--- WHAT IS ASKED ---
Check each line of the records below for the word "image" and copy those where it appears.

--- DATA ENTRIES ---
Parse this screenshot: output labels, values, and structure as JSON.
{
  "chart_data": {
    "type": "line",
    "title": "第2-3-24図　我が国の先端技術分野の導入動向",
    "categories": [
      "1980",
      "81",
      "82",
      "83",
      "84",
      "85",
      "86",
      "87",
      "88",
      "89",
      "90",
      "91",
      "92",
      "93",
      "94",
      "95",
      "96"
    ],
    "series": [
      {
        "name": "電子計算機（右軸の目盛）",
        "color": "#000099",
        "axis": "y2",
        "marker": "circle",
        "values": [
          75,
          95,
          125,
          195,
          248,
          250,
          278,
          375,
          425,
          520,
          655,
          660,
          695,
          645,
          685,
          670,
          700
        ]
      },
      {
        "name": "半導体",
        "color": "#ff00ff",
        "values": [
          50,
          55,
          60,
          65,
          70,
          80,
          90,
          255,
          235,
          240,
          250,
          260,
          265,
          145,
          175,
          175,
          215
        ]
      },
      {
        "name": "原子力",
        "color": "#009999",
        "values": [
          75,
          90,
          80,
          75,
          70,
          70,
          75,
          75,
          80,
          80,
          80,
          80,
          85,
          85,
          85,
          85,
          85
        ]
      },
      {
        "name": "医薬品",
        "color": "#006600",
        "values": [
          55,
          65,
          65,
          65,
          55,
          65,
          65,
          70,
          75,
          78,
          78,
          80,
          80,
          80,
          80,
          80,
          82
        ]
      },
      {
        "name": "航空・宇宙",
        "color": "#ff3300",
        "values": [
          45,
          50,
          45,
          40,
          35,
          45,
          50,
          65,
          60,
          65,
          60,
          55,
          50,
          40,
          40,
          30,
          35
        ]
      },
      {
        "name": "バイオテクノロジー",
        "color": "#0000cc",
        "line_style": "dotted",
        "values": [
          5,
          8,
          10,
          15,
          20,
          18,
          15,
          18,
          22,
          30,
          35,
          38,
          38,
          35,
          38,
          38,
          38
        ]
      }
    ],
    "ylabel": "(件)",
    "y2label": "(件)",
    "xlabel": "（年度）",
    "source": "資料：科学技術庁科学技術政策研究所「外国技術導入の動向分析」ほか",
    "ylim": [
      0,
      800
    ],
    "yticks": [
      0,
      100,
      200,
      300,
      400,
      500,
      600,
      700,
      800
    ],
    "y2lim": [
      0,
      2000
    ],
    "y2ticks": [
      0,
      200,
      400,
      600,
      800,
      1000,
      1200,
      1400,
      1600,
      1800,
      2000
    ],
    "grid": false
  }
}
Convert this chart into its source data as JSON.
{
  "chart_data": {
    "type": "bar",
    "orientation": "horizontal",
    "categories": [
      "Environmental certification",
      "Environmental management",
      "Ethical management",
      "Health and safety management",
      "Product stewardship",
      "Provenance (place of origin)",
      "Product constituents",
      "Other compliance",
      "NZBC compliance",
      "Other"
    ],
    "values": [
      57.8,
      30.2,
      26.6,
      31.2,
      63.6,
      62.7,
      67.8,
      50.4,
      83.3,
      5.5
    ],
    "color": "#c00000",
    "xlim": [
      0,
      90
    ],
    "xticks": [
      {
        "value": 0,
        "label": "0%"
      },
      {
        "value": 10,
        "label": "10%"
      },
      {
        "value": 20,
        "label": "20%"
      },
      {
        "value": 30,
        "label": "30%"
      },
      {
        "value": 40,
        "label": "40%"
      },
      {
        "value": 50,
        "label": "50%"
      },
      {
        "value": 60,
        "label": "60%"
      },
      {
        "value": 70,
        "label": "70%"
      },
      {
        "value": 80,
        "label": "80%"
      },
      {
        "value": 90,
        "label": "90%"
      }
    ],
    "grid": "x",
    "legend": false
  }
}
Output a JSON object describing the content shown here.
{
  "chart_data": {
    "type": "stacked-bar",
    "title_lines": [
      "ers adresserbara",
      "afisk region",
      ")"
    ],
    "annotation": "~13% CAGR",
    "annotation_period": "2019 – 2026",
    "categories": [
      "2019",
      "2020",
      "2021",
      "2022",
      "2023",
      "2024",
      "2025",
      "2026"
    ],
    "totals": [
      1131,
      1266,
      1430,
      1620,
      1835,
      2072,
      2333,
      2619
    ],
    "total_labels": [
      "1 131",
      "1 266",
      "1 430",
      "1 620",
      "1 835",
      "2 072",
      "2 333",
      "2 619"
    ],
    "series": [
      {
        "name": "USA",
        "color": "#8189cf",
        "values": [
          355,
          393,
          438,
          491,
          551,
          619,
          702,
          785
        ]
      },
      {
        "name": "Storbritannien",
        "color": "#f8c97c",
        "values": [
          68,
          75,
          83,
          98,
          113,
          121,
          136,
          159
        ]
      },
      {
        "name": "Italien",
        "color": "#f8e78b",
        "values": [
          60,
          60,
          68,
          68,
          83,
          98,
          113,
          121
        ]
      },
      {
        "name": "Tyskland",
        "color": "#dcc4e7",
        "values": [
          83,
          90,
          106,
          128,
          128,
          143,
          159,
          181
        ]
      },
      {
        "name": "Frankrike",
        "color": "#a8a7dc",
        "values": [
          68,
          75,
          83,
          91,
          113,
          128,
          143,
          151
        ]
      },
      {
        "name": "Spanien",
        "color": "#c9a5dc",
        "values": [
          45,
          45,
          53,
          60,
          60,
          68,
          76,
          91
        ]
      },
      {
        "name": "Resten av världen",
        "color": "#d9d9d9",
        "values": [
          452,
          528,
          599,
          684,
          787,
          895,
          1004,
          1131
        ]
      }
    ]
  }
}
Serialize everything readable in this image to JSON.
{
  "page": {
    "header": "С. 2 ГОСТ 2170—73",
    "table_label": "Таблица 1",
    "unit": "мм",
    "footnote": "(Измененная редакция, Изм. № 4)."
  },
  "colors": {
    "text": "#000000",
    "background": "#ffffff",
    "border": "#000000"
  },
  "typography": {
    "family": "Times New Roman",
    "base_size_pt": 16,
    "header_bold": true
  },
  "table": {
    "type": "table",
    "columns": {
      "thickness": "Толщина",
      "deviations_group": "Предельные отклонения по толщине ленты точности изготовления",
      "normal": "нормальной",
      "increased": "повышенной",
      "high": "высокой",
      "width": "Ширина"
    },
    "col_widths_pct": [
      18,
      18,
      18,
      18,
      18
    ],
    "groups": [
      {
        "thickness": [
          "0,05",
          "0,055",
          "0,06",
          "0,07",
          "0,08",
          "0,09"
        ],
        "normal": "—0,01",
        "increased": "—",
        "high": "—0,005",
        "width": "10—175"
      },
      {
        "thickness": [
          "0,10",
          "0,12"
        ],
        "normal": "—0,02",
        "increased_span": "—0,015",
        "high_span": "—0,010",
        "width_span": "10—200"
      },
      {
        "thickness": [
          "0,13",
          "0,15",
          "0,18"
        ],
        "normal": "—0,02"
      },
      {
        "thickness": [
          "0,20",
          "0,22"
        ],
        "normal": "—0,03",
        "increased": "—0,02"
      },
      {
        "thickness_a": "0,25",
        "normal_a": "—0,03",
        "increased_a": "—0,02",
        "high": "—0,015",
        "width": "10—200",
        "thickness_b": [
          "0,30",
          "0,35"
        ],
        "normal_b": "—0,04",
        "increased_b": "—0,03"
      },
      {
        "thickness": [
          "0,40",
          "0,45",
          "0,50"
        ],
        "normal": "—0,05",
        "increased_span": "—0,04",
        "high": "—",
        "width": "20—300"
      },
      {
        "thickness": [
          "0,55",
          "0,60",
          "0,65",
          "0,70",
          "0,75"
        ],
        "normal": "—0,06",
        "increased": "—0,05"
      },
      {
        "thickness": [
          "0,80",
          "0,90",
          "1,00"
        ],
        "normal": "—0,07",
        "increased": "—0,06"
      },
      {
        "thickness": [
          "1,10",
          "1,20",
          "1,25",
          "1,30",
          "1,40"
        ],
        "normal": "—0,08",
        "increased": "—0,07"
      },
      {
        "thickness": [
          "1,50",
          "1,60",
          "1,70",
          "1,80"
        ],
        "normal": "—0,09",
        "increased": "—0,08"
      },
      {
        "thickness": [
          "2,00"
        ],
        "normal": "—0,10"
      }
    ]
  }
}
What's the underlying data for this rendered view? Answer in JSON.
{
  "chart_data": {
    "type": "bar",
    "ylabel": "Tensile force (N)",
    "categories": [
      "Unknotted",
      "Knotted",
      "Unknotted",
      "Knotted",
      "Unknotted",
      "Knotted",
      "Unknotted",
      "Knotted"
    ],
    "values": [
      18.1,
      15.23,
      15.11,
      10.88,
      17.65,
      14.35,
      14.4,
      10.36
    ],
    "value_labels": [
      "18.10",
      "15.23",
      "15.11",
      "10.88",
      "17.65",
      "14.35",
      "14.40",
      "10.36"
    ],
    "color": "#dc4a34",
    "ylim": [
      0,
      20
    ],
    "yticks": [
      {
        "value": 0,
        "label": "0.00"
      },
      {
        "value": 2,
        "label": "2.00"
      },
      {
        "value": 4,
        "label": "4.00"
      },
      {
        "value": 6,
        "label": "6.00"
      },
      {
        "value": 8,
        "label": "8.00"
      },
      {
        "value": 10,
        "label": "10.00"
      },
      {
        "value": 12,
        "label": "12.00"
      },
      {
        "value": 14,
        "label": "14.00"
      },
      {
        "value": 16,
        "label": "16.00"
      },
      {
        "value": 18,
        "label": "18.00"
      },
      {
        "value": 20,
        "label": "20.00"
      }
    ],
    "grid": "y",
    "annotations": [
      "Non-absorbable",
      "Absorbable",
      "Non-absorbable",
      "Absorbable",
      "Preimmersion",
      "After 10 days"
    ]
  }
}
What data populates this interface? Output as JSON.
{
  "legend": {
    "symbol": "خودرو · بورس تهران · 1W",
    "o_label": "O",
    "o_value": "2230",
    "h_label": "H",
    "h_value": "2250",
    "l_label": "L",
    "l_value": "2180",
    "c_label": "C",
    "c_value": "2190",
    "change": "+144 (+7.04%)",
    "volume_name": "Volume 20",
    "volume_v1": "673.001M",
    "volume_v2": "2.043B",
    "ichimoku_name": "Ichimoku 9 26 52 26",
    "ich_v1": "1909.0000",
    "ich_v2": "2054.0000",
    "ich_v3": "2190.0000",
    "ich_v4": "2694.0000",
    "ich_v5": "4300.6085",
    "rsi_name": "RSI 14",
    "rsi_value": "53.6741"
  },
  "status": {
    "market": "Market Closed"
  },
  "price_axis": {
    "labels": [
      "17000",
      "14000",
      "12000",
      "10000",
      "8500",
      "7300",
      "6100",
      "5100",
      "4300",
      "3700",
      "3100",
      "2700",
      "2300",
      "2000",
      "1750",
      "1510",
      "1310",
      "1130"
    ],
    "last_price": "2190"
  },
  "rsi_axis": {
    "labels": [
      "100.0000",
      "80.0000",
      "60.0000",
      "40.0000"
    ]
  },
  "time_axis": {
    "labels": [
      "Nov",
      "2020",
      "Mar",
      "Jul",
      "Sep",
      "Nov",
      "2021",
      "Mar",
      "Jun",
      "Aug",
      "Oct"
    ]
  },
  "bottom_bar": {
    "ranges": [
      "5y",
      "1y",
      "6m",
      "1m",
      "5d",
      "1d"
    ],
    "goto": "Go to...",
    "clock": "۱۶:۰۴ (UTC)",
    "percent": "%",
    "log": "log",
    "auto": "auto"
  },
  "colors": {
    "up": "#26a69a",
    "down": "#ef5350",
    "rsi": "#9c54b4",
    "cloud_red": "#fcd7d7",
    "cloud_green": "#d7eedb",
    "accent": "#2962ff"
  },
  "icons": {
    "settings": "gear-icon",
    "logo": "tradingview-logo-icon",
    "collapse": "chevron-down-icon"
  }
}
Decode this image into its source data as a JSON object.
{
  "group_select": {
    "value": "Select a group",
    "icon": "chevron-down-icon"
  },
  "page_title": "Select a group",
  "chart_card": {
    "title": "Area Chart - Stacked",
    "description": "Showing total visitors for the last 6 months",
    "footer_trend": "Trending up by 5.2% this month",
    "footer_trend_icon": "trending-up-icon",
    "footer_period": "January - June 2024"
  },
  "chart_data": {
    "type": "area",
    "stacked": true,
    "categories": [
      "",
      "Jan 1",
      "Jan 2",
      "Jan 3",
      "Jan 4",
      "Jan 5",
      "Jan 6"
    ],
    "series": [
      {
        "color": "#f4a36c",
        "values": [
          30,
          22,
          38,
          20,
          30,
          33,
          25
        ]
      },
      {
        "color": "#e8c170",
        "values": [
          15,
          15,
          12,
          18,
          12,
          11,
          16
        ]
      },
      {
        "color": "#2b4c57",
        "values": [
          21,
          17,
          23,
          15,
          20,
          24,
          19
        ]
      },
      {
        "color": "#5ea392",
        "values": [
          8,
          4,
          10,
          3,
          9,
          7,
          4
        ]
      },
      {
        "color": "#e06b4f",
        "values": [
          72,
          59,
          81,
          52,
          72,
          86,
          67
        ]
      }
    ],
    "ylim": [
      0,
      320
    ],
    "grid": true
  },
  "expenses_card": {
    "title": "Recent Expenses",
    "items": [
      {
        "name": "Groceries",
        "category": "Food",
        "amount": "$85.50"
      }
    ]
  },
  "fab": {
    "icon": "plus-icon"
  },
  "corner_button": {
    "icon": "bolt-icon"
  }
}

--- ANSWER IN FULL ---
Serialize everything readable in this image to JSON.
Decode this image into its source data as a JSON object.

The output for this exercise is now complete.